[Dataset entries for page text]
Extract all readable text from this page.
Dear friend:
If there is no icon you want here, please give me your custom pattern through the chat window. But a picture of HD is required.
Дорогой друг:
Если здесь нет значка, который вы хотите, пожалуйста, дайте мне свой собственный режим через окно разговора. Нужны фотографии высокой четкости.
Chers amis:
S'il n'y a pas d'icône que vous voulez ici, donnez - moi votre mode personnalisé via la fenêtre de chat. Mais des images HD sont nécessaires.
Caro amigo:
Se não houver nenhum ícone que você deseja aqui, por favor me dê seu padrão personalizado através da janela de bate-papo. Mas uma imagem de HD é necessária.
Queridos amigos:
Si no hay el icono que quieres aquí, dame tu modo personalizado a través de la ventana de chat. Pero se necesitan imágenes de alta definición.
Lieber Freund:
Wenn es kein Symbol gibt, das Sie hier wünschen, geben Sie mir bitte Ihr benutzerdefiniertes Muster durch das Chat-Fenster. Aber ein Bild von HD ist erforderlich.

:: Task requirements ::
Word for word, retype all of the entries above.

:: Response box ::
Extract all readable text from this page.
Dear friend:
If there is no icon you want here, please give me your custom pattern through the chat window. But a picture of HD is required.
Дорогой друг:
Если здесь нет значка, который вы хотите, пожалуйста, дайте мне свой собственный режим через окно разговора. Нужны фотографии высокой четкости.
Chers amis:
S'il n'y a pas d'icône que vous voulez ici, donnez - moi votre mode personnalisé via la fenêtre de chat. Mais des images HD sont nécessaires.
Caro amigo:
Se não houver nenhum ícone que você deseja aqui, por favor me dê seu padrão personalizado através da janela de bate-papo. Mas uma imagem de HD é necessária.
Queridos amigos:
Si no hay el icono que quieres aquí, dame tu modo personalizado a través de la ventana de chat. Pero se necesitan imágenes de alta definición.
Lieber Freund:
Wenn es kein Symbol gibt, das Sie hier wünschen, geben Sie mir bitte Ihr benutzerdefiniertes Muster durch das Chat-Fenster. Aber ein Bild von HD ist erforderlich.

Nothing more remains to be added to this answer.